- EXERCISE DESCRIPTION -
Leave out every picture, then transcribe the rest of the listing exactly.
****************
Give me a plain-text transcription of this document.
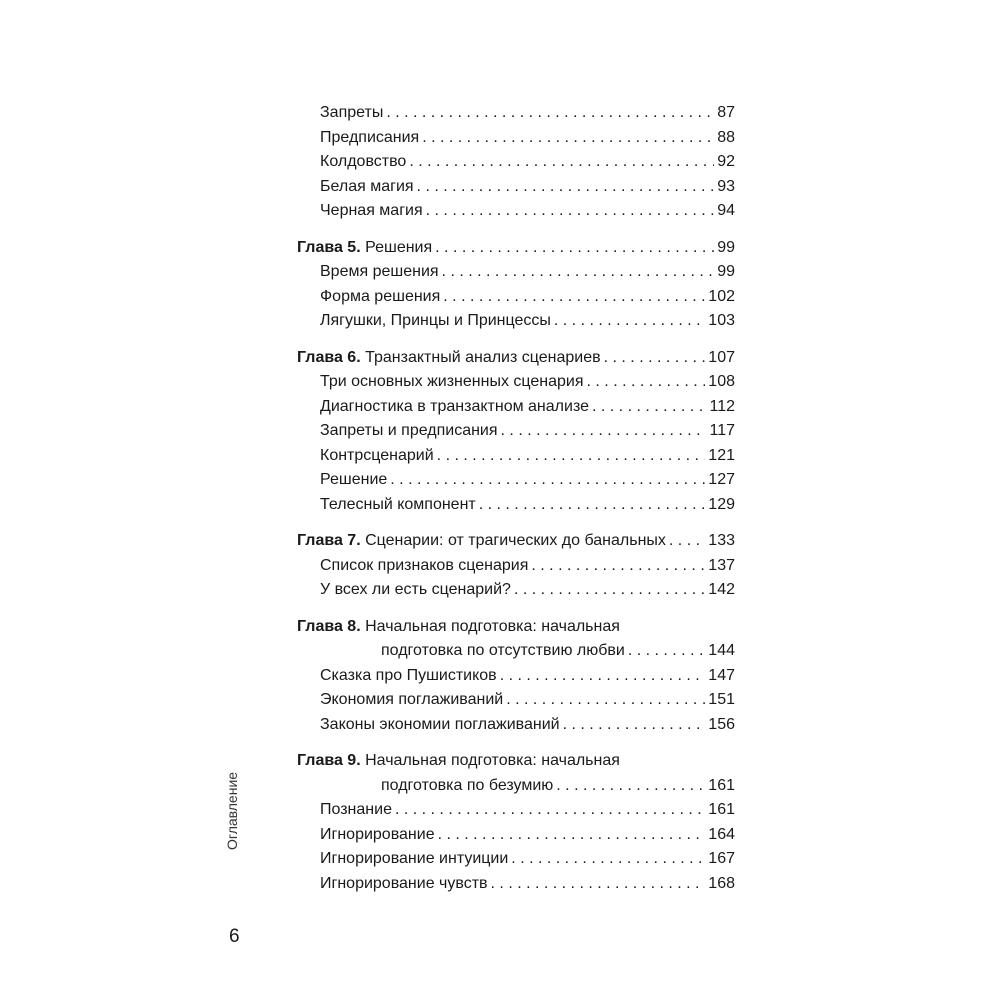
Запреты . . .	87
Предписания . . .	88
Колдовство . . .	92
Белая магия . . .	93
Черная магия . . .	94
Глава 5. Решения . . .	99
Время решения . . .	99
Форма решения . . .	102
Лягушки, Принцы и Принцессы . . .	103
Глава 6. Транзактный анализ сценариев . . .	107
Три основных жизненных сценария . . .	108
Диагностика в транзактном анализе . . .	112
Запреты и предписания . . .	117
Контрсценарий . . .	121
Решение . . .	127
Телесный компонент . . .	129
Глава 7. Сценарии: от трагических до банальных . . .	133
Список признаков сценария . . .	137
У всех ли есть сценарий? . . .	142
Глава 8.
Начальная подготовка: начальная
подготовка по отсутствию любви . . .	144
Сказка про Пушистиков . . .	147
Экономия поглаживаний . . .	151
Законы экономии поглаживаний . . .	156
Глава 9.
Начальная подготовка: начальная
подготовка по безумию . . .	161
Познание . . .	161
Игнорирование . . .	164
Игнорирование интуиции . . .	167
Игнорирование чувств . . .	168
Оглавление
6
****************
- ANSWER TO THE PROBLEM -
Give me a plain-text transcription of this document.
Запреты . . .	87
Предписания . . .	88
Колдовство . . .	92
Белая магия . . .	93
Черная магия . . .	94
Глава 5. Решения . . .	99
Время решения . . .	99
Форма решения . . .	102
Лягушки, Принцы и Принцессы . . .	103
Глава 6. Транзактный анализ сценариев . . .	107
Три основных жизненных сценария . . .	108
Диагностика в транзактном анализе . . .	112
Запреты и предписания . . .	117
Контрсценарий . . .	121
Решение . . .	127
Телесный компонент . . .	129
Глава 7. Сценарии: от трагических до банальных . . .	133
Список признаков сценария . . .	137
У всех ли есть сценарий? . . .	142
Глава 8.
Начальная подготовка: начальная
подготовка по отсутствию любви . . .	144
Сказка про Пушистиков . . .	147
Экономия поглаживаний . . .	151
Законы экономии поглаживаний . . .	156
Глава 9.
Начальная подготовка: начальная
подготовка по безумию . . .	161
Познание . . .	161
Игнорирование . . .	164
Игнорирование интуиции . . .	167
Игнорирование чувств . . .	168
Оглавление
6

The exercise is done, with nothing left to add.